• [Information supplied]:

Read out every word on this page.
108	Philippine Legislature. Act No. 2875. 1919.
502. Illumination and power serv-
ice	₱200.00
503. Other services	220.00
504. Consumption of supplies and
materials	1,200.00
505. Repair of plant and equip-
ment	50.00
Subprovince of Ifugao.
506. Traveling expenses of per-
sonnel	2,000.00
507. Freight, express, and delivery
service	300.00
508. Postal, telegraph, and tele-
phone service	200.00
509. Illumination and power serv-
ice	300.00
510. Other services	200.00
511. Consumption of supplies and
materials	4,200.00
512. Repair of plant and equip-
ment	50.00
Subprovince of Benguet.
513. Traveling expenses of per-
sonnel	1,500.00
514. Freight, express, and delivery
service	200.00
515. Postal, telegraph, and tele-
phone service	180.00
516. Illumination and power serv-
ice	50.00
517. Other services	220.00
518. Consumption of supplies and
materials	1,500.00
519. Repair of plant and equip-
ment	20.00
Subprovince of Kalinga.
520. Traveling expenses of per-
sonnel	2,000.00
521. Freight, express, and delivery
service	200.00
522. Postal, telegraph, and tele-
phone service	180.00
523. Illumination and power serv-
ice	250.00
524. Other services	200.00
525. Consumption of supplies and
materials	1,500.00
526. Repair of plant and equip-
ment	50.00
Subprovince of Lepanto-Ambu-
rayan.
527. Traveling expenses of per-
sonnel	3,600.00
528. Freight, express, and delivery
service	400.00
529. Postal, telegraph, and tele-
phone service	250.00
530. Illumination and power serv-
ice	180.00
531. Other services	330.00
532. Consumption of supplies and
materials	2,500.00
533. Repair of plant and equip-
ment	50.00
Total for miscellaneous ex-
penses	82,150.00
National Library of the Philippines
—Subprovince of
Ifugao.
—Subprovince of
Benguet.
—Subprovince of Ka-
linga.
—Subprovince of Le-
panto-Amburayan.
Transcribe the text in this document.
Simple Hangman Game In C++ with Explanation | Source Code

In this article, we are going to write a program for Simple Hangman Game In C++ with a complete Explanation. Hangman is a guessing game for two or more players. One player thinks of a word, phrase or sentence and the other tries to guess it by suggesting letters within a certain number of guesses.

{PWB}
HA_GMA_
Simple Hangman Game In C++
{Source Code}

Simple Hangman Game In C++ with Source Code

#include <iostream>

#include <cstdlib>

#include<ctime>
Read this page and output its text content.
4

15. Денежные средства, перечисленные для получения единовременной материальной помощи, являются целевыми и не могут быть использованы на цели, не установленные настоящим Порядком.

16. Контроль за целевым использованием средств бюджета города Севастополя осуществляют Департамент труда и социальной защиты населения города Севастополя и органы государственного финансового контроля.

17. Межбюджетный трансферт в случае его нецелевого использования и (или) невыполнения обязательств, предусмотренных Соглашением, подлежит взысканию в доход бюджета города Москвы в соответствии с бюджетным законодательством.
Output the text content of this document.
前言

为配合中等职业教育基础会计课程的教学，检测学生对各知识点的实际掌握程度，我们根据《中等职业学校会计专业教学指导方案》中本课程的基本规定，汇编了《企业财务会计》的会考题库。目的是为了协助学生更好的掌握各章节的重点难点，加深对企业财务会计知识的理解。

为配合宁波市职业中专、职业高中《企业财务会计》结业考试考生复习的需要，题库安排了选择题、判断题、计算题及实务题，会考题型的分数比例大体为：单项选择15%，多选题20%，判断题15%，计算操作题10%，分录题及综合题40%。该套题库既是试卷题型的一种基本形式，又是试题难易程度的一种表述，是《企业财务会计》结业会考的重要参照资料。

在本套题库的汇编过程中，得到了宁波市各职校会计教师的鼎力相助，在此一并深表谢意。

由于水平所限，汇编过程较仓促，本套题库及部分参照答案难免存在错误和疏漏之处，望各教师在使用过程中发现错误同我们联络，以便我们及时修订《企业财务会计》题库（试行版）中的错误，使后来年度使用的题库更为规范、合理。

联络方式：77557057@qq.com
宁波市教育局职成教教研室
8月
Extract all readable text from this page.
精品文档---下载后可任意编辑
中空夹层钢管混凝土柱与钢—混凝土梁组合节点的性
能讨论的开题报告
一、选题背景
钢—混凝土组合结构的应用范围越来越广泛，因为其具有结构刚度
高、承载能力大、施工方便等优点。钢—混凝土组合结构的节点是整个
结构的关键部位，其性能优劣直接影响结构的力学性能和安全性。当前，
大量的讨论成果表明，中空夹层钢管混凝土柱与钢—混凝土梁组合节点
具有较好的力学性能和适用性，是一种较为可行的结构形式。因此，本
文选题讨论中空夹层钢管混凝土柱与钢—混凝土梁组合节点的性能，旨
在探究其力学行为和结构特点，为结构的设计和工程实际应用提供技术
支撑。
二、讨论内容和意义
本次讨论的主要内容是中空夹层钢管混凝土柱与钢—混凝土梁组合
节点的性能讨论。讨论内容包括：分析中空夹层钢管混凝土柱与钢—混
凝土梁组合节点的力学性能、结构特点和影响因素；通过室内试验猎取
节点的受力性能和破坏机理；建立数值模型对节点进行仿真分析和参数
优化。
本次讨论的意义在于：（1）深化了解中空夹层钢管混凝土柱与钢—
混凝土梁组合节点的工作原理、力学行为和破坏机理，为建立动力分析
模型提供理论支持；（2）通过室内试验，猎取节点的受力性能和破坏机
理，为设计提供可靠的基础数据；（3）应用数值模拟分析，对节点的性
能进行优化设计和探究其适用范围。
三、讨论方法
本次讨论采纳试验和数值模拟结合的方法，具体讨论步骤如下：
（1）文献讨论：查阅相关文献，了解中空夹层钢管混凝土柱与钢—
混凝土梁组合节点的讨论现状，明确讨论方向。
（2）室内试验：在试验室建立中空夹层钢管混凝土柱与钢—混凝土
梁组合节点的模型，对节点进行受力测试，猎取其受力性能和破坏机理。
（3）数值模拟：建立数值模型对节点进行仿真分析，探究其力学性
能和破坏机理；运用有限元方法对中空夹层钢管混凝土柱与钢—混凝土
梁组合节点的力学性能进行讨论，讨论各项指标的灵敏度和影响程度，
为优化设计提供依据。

• [Exercise task]:
Collect every line from the records above that contains the word "expenses".

• [Completed exercise]:
506. Traveling expenses of per-
513. Traveling expenses of per-
520. Traveling expenses of per-
527. Traveling expenses of per-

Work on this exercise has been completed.